#### Task goal:
Check every line of the data below for the string "xlabel", and copy the ones that hold it.

#### Material for this task:
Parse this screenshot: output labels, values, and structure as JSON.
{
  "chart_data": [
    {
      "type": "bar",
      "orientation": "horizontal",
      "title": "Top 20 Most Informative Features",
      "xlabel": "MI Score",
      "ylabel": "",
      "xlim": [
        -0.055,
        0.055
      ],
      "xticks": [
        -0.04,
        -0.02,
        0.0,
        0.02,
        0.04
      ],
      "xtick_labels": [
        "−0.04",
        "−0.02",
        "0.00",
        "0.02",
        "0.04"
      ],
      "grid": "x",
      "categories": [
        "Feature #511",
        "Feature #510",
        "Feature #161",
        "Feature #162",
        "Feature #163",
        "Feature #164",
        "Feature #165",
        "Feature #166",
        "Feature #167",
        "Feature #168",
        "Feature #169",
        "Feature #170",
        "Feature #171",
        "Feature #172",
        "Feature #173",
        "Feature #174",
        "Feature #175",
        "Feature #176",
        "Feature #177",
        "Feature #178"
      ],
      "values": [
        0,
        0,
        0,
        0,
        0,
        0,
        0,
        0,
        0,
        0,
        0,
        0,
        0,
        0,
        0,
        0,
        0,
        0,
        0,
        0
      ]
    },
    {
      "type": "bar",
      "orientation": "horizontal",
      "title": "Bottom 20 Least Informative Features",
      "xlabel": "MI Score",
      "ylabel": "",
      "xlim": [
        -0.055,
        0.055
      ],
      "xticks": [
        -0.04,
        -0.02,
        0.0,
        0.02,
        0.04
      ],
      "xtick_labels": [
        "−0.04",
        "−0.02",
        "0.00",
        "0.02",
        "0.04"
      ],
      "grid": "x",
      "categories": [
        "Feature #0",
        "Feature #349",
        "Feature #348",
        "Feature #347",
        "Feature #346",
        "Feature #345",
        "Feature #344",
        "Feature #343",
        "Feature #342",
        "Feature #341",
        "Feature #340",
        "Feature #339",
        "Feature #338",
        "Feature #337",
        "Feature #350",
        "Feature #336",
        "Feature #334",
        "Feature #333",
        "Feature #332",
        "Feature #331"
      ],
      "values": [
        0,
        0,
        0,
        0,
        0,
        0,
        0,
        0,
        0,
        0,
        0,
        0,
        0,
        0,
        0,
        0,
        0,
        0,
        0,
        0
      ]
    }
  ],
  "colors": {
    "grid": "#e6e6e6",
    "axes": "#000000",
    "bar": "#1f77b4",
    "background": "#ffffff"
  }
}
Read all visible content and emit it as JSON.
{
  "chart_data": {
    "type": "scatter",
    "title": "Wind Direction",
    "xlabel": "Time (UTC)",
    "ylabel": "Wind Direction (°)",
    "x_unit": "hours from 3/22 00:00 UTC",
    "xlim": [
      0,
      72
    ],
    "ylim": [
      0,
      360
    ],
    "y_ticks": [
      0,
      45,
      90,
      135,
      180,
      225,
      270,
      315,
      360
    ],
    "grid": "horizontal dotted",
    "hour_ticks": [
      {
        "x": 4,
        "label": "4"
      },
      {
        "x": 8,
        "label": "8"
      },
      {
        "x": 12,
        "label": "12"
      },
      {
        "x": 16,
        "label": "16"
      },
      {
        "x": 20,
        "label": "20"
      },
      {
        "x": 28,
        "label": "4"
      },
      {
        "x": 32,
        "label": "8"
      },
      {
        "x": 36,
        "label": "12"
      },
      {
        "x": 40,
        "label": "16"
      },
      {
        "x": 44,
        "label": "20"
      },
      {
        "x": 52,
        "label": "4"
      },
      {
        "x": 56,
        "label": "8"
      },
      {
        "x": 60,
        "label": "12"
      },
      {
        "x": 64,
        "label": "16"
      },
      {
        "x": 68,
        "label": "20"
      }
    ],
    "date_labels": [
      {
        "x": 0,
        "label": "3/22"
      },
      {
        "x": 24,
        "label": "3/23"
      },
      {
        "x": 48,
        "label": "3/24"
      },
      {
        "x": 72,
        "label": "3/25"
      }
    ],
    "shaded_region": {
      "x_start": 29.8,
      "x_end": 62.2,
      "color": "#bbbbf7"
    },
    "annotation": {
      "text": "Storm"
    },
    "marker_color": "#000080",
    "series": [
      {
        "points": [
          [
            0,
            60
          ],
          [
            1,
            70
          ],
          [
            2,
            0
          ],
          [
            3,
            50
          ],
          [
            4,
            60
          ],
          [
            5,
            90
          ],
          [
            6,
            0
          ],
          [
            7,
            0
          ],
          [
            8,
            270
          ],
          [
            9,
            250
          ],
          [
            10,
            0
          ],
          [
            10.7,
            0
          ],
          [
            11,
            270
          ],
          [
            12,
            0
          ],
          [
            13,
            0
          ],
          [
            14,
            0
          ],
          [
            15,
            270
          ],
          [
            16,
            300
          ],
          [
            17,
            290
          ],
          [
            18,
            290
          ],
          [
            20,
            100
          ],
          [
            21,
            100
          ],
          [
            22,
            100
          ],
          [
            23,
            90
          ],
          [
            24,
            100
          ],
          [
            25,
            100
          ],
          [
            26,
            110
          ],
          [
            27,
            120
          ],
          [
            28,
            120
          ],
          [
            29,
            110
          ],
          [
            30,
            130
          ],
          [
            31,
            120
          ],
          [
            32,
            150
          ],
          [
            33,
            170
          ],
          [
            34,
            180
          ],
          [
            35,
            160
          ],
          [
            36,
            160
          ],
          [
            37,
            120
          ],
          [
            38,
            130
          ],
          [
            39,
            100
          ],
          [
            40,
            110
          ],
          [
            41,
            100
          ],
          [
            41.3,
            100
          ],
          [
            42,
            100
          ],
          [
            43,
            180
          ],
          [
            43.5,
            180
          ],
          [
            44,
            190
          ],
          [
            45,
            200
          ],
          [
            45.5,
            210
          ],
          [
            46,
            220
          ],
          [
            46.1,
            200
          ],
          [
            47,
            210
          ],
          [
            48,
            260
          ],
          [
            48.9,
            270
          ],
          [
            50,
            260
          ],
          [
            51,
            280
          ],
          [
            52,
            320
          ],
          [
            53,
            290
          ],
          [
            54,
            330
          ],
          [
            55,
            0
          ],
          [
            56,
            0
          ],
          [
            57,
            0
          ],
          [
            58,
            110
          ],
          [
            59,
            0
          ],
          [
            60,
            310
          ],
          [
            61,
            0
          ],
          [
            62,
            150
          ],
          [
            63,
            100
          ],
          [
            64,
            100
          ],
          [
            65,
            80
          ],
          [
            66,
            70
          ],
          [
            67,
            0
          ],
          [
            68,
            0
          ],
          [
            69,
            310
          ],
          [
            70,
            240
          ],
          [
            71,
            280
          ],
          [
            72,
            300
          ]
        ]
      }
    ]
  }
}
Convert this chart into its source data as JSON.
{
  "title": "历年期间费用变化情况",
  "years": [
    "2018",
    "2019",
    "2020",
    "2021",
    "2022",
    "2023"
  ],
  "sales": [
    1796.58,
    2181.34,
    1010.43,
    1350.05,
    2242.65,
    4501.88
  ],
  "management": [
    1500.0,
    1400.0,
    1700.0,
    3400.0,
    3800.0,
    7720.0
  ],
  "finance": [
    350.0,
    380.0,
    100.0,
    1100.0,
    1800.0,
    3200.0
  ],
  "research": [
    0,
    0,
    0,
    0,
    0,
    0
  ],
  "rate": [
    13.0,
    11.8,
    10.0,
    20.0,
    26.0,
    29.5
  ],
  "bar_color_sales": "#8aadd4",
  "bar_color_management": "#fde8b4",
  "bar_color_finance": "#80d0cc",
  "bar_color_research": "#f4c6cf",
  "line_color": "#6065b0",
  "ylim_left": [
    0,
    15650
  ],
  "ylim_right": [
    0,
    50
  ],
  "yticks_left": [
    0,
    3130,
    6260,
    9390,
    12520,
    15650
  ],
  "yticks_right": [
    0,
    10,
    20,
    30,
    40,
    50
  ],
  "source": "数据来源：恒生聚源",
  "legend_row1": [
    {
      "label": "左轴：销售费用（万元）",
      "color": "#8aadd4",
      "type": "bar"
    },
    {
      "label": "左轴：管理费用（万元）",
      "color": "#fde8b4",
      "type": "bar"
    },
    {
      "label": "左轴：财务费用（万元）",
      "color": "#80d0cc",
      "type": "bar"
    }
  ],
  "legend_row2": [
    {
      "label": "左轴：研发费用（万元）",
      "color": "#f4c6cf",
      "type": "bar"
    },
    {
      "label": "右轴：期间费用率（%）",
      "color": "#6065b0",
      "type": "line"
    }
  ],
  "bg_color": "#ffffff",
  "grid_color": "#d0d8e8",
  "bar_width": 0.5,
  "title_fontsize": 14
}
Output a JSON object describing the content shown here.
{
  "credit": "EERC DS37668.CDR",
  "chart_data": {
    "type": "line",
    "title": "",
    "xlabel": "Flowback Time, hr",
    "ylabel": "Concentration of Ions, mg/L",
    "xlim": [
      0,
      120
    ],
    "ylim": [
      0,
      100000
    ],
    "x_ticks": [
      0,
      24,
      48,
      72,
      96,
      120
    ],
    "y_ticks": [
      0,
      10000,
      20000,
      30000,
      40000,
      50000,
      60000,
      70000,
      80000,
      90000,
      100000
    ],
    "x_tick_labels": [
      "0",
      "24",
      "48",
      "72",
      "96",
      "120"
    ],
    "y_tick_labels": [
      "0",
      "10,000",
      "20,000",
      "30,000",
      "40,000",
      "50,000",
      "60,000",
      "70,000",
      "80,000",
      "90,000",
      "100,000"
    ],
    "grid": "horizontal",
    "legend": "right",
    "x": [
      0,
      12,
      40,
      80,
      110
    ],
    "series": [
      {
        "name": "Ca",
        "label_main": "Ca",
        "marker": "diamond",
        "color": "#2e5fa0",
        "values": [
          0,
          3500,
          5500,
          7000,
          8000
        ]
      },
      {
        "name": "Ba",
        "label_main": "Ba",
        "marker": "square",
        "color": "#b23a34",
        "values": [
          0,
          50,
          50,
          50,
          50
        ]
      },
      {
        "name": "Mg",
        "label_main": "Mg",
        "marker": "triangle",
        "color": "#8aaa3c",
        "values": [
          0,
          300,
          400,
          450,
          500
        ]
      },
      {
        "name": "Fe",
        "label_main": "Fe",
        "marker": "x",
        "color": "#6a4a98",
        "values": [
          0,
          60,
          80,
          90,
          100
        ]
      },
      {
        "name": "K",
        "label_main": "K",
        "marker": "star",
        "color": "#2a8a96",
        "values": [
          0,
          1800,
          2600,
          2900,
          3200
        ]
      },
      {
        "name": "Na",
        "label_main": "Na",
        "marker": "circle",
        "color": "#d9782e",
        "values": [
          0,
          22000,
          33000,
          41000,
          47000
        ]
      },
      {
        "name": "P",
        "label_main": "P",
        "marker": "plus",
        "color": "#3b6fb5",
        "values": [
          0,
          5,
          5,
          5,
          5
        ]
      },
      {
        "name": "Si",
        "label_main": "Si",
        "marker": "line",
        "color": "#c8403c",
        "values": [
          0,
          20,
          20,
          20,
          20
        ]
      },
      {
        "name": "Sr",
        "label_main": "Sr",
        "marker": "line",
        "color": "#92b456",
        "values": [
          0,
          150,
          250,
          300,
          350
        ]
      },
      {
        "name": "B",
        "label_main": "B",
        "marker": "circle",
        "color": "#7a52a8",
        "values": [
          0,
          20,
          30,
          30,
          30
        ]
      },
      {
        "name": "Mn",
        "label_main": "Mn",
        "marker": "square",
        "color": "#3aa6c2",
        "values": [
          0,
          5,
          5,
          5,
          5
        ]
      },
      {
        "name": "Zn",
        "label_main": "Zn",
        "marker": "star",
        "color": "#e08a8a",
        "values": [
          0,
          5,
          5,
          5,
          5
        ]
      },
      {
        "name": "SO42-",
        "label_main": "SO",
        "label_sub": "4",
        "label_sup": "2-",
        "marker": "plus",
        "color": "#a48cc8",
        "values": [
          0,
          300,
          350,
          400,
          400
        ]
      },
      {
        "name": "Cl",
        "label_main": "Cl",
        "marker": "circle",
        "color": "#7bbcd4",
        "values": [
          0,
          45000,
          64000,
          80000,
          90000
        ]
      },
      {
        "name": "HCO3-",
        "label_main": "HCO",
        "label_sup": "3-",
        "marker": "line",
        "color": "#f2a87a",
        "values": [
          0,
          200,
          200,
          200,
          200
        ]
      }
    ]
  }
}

#### Result of the exercise:
      "xlabel": "MI Score",
      "xlabel": "MI Score",
    "xlabel": "Time (UTC)",
    "xlabel": "Flowback Time, hr",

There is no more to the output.